▸ INPUT DATA
-----
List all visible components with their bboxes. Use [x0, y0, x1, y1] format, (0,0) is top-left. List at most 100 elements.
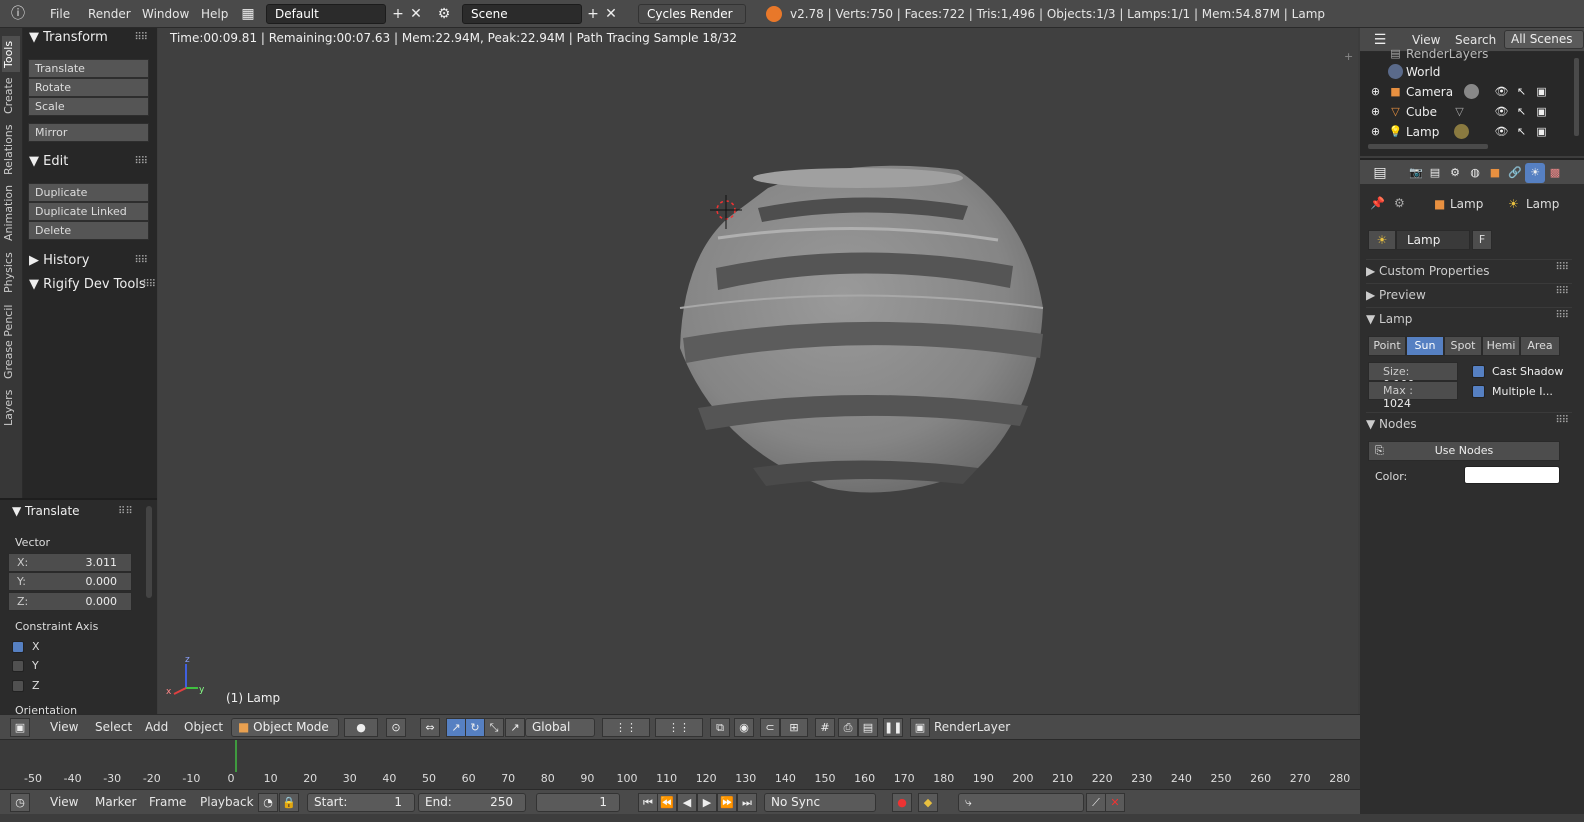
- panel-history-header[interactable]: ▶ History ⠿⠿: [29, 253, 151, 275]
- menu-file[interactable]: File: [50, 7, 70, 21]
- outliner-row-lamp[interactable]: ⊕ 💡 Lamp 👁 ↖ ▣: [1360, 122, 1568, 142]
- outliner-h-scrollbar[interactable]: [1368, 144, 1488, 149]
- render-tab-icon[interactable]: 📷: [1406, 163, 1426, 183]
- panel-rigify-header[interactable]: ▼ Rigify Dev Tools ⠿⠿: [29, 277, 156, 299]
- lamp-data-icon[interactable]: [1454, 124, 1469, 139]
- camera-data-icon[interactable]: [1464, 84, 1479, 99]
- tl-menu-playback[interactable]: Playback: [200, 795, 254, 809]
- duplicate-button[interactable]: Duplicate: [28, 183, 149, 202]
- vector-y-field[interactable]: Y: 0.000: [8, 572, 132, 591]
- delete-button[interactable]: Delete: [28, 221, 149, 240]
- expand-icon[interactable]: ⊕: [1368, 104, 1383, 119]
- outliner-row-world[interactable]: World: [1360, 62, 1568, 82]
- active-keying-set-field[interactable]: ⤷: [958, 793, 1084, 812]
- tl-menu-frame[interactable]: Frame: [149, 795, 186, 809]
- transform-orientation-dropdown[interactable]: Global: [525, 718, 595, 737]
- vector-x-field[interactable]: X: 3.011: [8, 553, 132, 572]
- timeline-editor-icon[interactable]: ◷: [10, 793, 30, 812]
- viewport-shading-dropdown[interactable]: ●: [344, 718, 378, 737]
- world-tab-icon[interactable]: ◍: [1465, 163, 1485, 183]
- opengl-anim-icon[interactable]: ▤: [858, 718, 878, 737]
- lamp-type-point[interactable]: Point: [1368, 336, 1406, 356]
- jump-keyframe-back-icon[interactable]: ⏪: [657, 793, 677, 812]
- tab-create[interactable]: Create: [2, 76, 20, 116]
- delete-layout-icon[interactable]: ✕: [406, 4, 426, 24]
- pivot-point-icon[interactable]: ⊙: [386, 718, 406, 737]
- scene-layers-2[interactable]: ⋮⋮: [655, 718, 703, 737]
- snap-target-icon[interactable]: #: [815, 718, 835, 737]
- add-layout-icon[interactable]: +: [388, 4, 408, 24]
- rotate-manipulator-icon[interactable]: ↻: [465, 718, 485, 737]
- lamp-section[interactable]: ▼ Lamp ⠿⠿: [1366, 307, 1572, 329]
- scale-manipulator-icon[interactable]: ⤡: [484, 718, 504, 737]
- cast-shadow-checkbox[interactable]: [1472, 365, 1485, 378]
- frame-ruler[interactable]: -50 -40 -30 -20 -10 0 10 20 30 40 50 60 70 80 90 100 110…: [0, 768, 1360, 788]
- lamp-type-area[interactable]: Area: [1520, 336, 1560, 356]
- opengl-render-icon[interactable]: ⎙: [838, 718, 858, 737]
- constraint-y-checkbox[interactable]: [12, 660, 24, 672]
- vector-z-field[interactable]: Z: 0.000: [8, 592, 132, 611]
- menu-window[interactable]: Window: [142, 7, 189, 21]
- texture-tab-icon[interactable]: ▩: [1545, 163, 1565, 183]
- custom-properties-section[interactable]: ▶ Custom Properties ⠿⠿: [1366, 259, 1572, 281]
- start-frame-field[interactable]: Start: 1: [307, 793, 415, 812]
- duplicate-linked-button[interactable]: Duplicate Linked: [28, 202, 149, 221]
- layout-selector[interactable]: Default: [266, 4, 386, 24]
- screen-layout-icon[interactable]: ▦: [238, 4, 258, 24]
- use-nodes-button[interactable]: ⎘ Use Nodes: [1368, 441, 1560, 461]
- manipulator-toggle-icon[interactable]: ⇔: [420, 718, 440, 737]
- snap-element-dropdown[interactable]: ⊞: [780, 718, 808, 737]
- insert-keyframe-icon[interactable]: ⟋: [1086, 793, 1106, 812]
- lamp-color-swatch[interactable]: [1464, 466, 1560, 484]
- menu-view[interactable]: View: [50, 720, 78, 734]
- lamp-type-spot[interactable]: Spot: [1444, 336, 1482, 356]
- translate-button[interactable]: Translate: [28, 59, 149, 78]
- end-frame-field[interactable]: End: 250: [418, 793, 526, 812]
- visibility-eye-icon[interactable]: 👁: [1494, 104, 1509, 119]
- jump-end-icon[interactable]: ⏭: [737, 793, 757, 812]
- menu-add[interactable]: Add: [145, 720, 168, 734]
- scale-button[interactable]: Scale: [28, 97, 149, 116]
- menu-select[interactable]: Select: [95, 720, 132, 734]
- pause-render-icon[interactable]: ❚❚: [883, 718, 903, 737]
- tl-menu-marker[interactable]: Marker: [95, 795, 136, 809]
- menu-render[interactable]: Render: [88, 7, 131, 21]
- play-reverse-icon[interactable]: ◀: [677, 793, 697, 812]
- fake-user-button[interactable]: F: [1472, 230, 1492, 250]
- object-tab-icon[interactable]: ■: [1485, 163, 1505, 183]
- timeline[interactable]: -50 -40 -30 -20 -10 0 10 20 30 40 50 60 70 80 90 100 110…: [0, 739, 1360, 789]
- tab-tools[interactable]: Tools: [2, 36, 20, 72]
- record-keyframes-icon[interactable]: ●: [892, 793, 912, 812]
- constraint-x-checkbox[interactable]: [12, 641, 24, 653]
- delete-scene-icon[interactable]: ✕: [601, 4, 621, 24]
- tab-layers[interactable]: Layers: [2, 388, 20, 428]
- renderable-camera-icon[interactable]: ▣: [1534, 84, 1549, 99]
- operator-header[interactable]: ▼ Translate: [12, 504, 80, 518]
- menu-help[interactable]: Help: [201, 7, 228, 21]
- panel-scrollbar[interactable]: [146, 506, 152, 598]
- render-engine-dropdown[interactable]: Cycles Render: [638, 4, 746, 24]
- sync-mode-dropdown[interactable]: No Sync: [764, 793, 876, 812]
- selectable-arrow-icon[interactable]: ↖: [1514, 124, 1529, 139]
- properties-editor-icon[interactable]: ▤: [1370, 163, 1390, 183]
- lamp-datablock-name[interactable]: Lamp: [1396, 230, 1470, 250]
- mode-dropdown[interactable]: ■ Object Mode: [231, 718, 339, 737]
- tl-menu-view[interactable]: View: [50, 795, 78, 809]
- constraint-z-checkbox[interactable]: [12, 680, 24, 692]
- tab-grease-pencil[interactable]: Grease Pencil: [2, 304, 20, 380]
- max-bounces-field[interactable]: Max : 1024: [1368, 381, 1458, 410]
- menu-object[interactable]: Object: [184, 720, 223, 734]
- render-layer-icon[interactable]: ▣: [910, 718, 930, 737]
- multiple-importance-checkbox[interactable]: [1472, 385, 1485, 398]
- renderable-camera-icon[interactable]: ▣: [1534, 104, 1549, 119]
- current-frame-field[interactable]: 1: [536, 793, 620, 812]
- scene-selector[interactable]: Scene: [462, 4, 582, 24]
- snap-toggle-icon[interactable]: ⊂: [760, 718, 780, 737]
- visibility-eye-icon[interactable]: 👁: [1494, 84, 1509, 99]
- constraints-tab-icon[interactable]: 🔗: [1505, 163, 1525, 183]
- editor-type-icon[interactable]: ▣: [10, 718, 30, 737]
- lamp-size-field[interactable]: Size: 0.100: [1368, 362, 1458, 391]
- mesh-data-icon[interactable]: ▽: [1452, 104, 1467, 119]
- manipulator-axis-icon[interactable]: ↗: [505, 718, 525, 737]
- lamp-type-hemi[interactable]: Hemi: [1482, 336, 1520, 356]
-----
▸ DIRECTIONS FOR THIS TASK
Quote the material above word for word and in full, leaving out the picture.

▸ THE SOLUTION
List all visible components with their bboxes. Use [x0, y0, x1, y1] format, (0,0) is top-left. List at most 100 elements.
- panel-history-header[interactable]: ▶ History ⠿⠿: [29, 253, 151, 275]
- menu-file[interactable]: File: [50, 7, 70, 21]
- outliner-row-lamp[interactable]: ⊕ 💡 Lamp 👁 ↖ ▣: [1360, 122, 1568, 142]
- outliner-h-scrollbar[interactable]: [1368, 144, 1488, 149]
- render-tab-icon[interactable]: 📷: [1406, 163, 1426, 183]
- panel-rigify-header[interactable]: ▼ Rigify Dev Tools ⠿⠿: [29, 277, 156, 299]
- lamp-data-icon[interactable]: [1454, 124, 1469, 139]
- camera-data-icon[interactable]: [1464, 84, 1479, 99]
- tl-menu-playback[interactable]: Playback: [200, 795, 254, 809]
- duplicate-button[interactable]: Duplicate: [28, 183, 149, 202]
- vector-y-field[interactable]: Y: 0.000: [8, 572, 132, 591]
- delete-button[interactable]: Delete: [28, 221, 149, 240]
- expand-icon[interactable]: ⊕: [1368, 104, 1383, 119]
- outliner-row-world[interactable]: World: [1360, 62, 1568, 82]
- active-keying-set-field[interactable]: ⤷: [958, 793, 1084, 812]
- tl-menu-frame[interactable]: Frame: [149, 795, 186, 809]
- transform-orientation-dropdown[interactable]: Global: [525, 718, 595, 737]
- vector-x-field[interactable]: X: 3.011: [8, 553, 132, 572]
- timeline-editor-icon[interactable]: ◷: [10, 793, 30, 812]
- viewport-shading-dropdown[interactable]: ●: [344, 718, 378, 737]
- world-tab-icon[interactable]: ◍: [1465, 163, 1485, 183]
- opengl-anim-icon[interactable]: ▤: [858, 718, 878, 737]
- lamp-type-point[interactable]: Point: [1368, 336, 1406, 356]
- jump-keyframe-back-icon[interactable]: ⏪: [657, 793, 677, 812]
- tab-create[interactable]: Create: [2, 76, 20, 116]
- delete-layout-icon[interactable]: ✕: [406, 4, 426, 24]
- pivot-point-icon[interactable]: ⊙: [386, 718, 406, 737]
- scene-layers-2[interactable]: ⋮⋮: [655, 718, 703, 737]
- snap-target-icon[interactable]: #: [815, 718, 835, 737]
- add-layout-icon[interactable]: +: [388, 4, 408, 24]
- rotate-manipulator-icon[interactable]: ↻: [465, 718, 485, 737]
- lamp-section[interactable]: ▼ Lamp ⠿⠿: [1366, 307, 1572, 329]
- scale-manipulator-icon[interactable]: ⤡: [484, 718, 504, 737]
- cast-shadow-checkbox[interactable]: [1472, 365, 1485, 378]
- frame-ruler[interactable]: -50 -40 -30 -20 -10 0 10 20 30 40 50 60 70 80 90 100 110…: [0, 768, 1360, 788]
- lamp-type-area[interactable]: Area: [1520, 336, 1560, 356]
- opengl-render-icon[interactable]: ⎙: [838, 718, 858, 737]
- constraint-y-checkbox[interactable]: [12, 660, 24, 672]
- vector-z-field[interactable]: Z: 0.000: [8, 592, 132, 611]
- menu-window[interactable]: Window: [142, 7, 189, 21]
- texture-tab-icon[interactable]: ▩: [1545, 163, 1565, 183]
- custom-properties-section[interactable]: ▶ Custom Properties ⠿⠿: [1366, 259, 1572, 281]
- start-frame-field[interactable]: Start: 1: [307, 793, 415, 812]
- duplicate-linked-button[interactable]: Duplicate Linked: [28, 202, 149, 221]
- layout-selector[interactable]: Default: [266, 4, 386, 24]
- screen-layout-icon[interactable]: ▦: [238, 4, 258, 24]
- use-nodes-button[interactable]: ⎘ Use Nodes: [1368, 441, 1560, 461]
- manipulator-toggle-icon[interactable]: ⇔: [420, 718, 440, 737]
- snap-element-dropdown[interactable]: ⊞: [780, 718, 808, 737]
- insert-keyframe-icon[interactable]: ⟋: [1086, 793, 1106, 812]
- lamp-color-swatch[interactable]: [1464, 466, 1560, 484]
- menu-view[interactable]: View: [50, 720, 78, 734]
- lamp-type-spot[interactable]: Spot: [1444, 336, 1482, 356]
- translate-button[interactable]: Translate: [28, 59, 149, 78]
- end-frame-field[interactable]: End: 250: [418, 793, 526, 812]
- visibility-eye-icon[interactable]: 👁: [1494, 104, 1509, 119]
- jump-end-icon[interactable]: ⏭: [737, 793, 757, 812]
- menu-add[interactable]: Add: [145, 720, 168, 734]
- scale-button[interactable]: Scale: [28, 97, 149, 116]
- menu-select[interactable]: Select: [95, 720, 132, 734]
- pause-render-icon[interactable]: ❚❚: [883, 718, 903, 737]
- tl-menu-marker[interactable]: Marker: [95, 795, 136, 809]
- menu-render[interactable]: Render: [88, 7, 131, 21]
- play-reverse-icon[interactable]: ◀: [677, 793, 697, 812]
- fake-user-button[interactable]: F: [1472, 230, 1492, 250]
- object-tab-icon[interactable]: ■: [1485, 163, 1505, 183]
- timeline[interactable]: -50 -40 -30 -20 -10 0 10 20 30 40 50 60 70 80 90 100 110…: [0, 739, 1360, 789]
- tab-tools[interactable]: Tools: [2, 36, 20, 72]
- record-keyframes-icon[interactable]: ●: [892, 793, 912, 812]
- constraint-x-checkbox[interactable]: [12, 641, 24, 653]
- delete-scene-icon[interactable]: ✕: [601, 4, 621, 24]
- tab-layers[interactable]: Layers: [2, 388, 20, 428]
- renderable-camera-icon[interactable]: ▣: [1534, 84, 1549, 99]
- operator-header[interactable]: ▼ Translate: [12, 504, 80, 518]
- menu-help[interactable]: Help: [201, 7, 228, 21]
- panel-scrollbar[interactable]: [146, 506, 152, 598]
- render-engine-dropdown[interactable]: Cycles Render: [638, 4, 746, 24]
- sync-mode-dropdown[interactable]: No Sync: [764, 793, 876, 812]
- selectable-arrow-icon[interactable]: ↖: [1514, 124, 1529, 139]
- properties-editor-icon[interactable]: ▤: [1370, 163, 1390, 183]
- lamp-datablock-name[interactable]: Lamp: [1396, 230, 1470, 250]
- mode-dropdown[interactable]: ■ Object Mode: [231, 718, 339, 737]
- tl-menu-view[interactable]: View: [50, 795, 78, 809]
- constraint-z-checkbox[interactable]: [12, 680, 24, 692]
- tab-grease-pencil[interactable]: Grease Pencil: [2, 304, 20, 380]
- max-bounces-field[interactable]: Max : 1024: [1368, 381, 1458, 410]
- menu-object[interactable]: Object: [184, 720, 223, 734]
- render-layer-icon[interactable]: ▣: [910, 718, 930, 737]
- multiple-importance-checkbox[interactable]: [1472, 385, 1485, 398]
- renderable-camera-icon[interactable]: ▣: [1534, 104, 1549, 119]
- current-frame-field[interactable]: 1: [536, 793, 620, 812]
- scene-selector[interactable]: Scene: [462, 4, 582, 24]
- snap-toggle-icon[interactable]: ⊂: [760, 718, 780, 737]
- visibility-eye-icon[interactable]: 👁: [1494, 84, 1509, 99]
- constraints-tab-icon[interactable]: 🔗: [1505, 163, 1525, 183]
- editor-type-icon[interactable]: ▣: [10, 718, 30, 737]
- lamp-size-field[interactable]: Size: 0.100: [1368, 362, 1458, 391]
- mesh-data-icon[interactable]: ▽: [1452, 104, 1467, 119]
- manipulator-axis-icon[interactable]: ↗: [505, 718, 525, 737]
- lamp-type-hemi[interactable]: Hemi: [1482, 336, 1520, 356]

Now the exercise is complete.